Data entries:
──────────

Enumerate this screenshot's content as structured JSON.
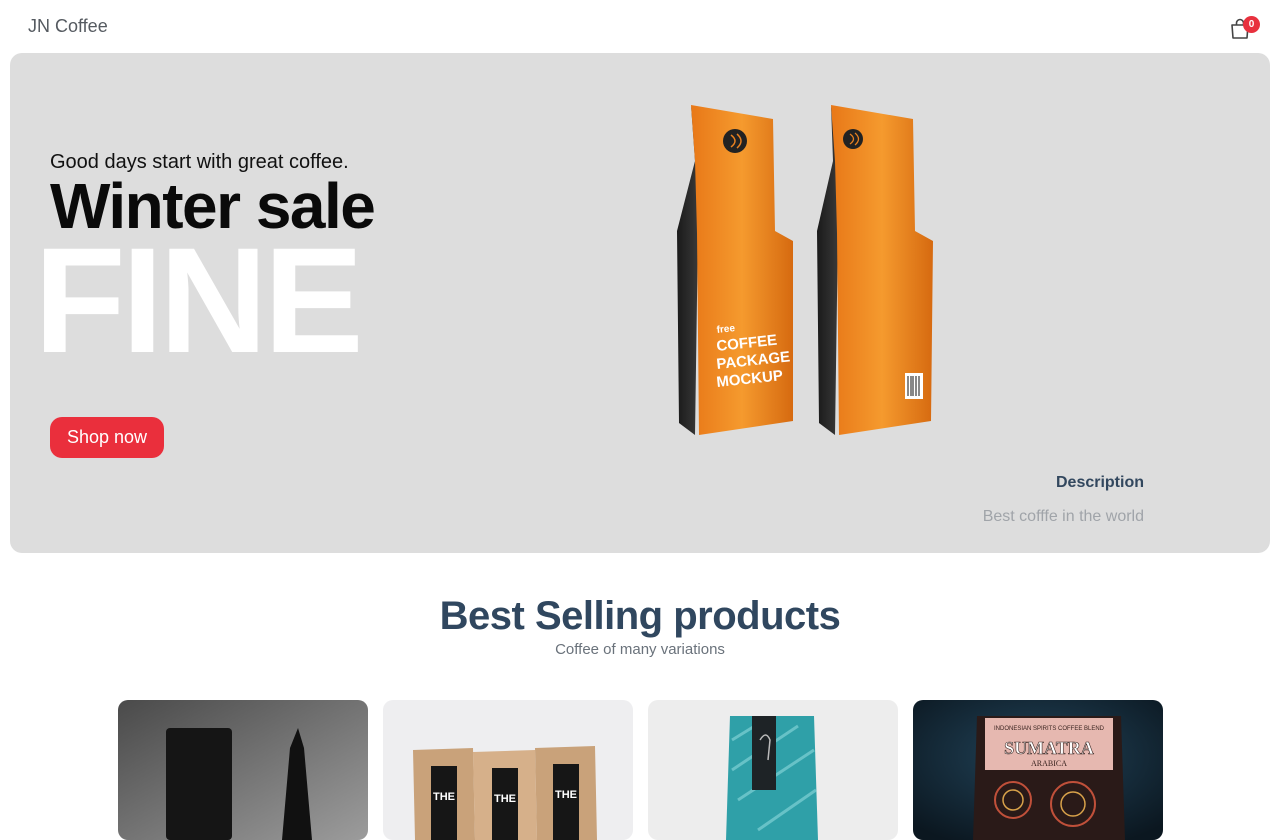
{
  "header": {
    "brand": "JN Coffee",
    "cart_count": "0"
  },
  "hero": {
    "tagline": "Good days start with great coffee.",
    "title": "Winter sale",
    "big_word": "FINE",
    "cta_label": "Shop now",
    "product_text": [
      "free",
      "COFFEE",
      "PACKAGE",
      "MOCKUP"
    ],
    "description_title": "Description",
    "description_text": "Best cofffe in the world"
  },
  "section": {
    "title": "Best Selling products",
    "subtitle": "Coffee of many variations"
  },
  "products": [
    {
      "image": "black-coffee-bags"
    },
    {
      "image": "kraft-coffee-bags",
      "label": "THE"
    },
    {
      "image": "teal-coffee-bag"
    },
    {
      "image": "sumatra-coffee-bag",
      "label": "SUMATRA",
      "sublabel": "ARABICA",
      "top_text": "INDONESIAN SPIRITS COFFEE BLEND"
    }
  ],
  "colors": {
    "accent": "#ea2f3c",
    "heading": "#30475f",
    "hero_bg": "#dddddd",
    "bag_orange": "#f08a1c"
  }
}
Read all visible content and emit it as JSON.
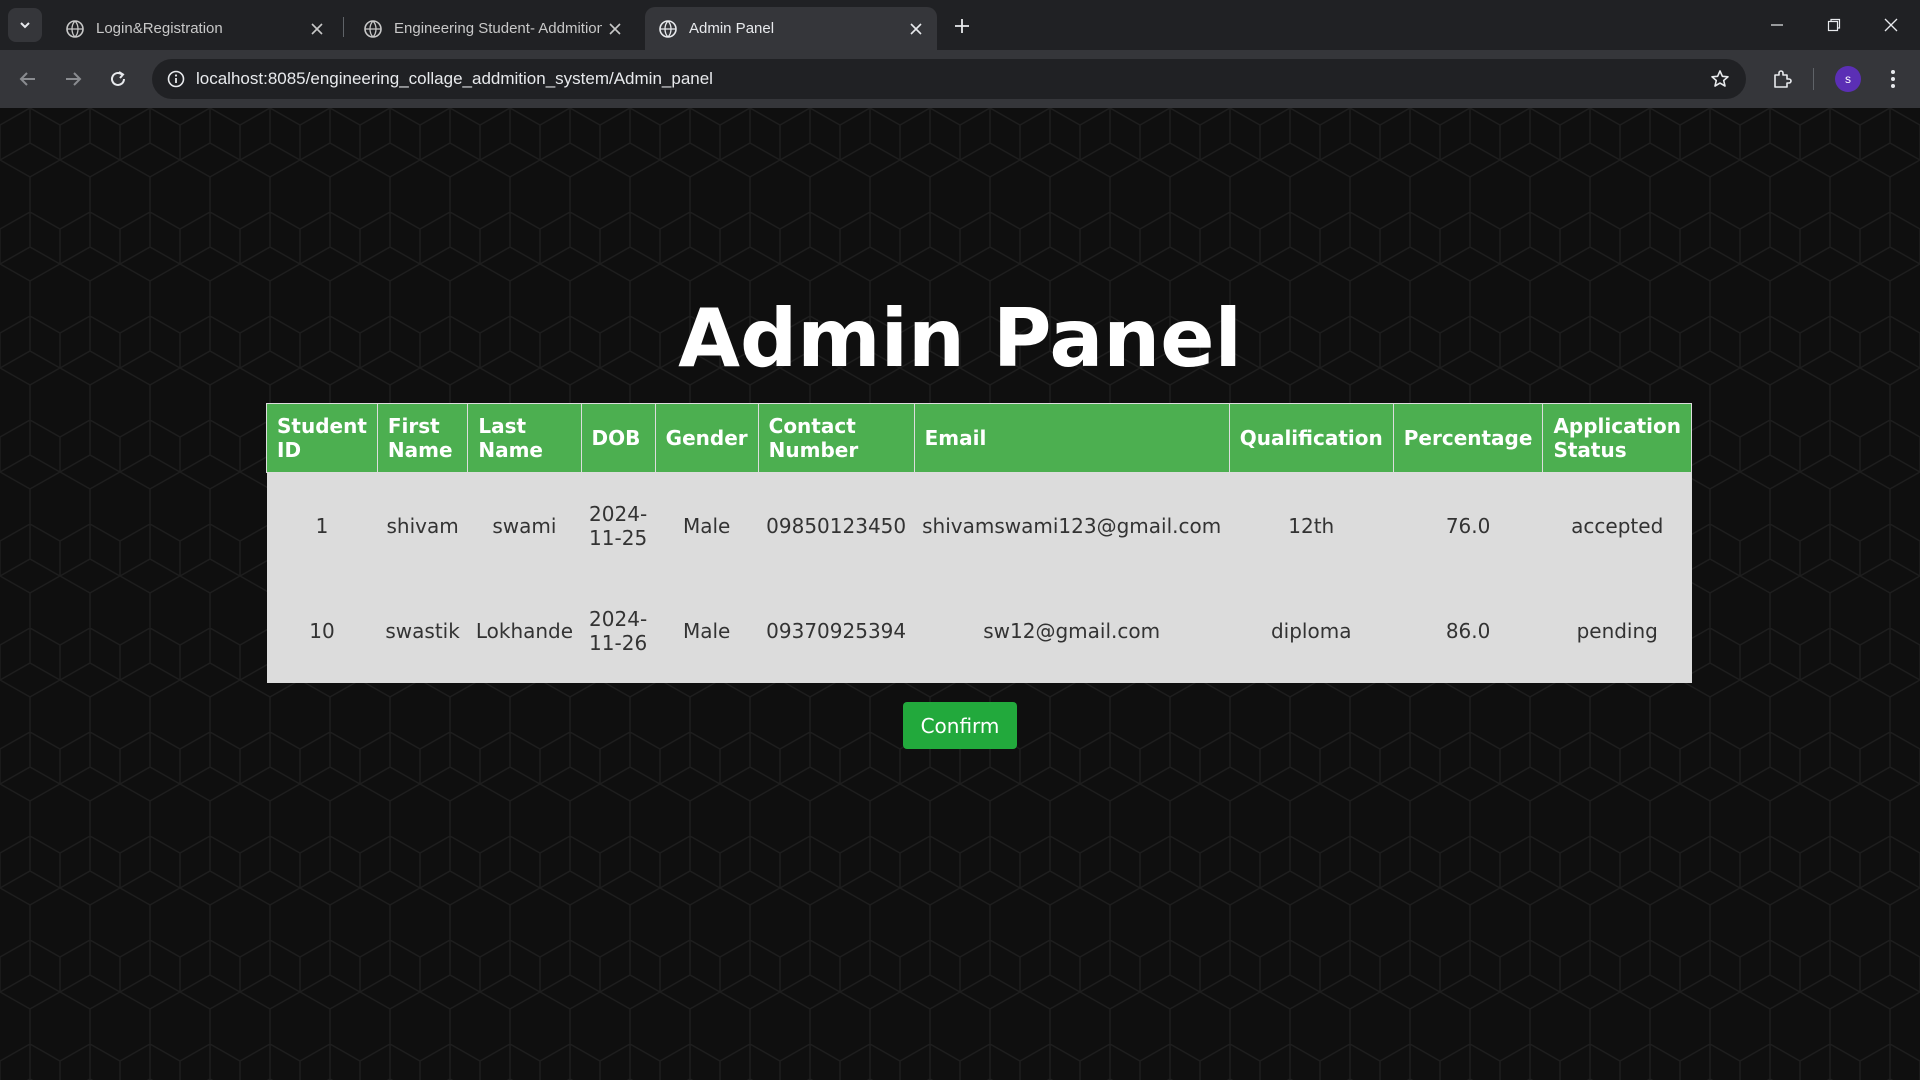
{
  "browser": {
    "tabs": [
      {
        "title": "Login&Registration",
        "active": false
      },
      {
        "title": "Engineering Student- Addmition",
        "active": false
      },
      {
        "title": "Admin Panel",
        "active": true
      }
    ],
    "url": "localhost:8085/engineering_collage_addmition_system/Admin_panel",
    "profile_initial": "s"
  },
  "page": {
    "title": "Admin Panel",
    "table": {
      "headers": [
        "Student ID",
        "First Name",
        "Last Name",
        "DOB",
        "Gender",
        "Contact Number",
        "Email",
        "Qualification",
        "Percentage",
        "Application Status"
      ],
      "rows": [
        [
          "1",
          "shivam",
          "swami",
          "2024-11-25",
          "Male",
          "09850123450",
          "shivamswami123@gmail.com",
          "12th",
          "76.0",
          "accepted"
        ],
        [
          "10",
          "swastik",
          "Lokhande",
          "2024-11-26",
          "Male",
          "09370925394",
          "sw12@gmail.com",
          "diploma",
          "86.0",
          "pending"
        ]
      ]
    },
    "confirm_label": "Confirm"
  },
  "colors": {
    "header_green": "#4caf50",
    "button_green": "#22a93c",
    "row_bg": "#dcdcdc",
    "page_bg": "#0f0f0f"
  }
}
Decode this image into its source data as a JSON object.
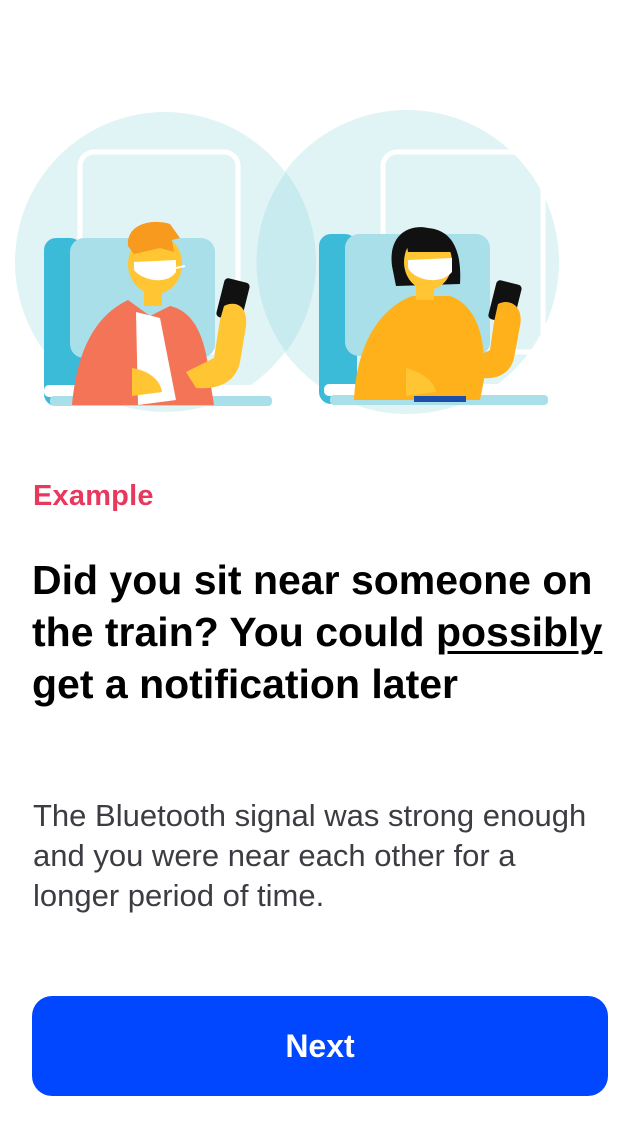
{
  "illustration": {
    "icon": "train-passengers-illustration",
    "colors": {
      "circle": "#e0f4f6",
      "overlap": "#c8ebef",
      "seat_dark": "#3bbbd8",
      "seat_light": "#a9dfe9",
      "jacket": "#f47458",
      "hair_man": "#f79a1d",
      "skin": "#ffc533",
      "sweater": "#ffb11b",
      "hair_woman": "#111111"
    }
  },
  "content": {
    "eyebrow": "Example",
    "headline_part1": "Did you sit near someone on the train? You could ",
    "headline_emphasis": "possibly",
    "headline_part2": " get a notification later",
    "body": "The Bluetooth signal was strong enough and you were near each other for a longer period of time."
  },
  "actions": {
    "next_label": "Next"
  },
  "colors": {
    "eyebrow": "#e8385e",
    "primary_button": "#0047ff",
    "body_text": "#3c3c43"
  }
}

──────────

## THE EXERCISE
Gather every line from the entries above where the word "gmail" appears, and copy them.

## RESPONSE
          "shivamswami123@gmail.com",
          "sw12@gmail.com",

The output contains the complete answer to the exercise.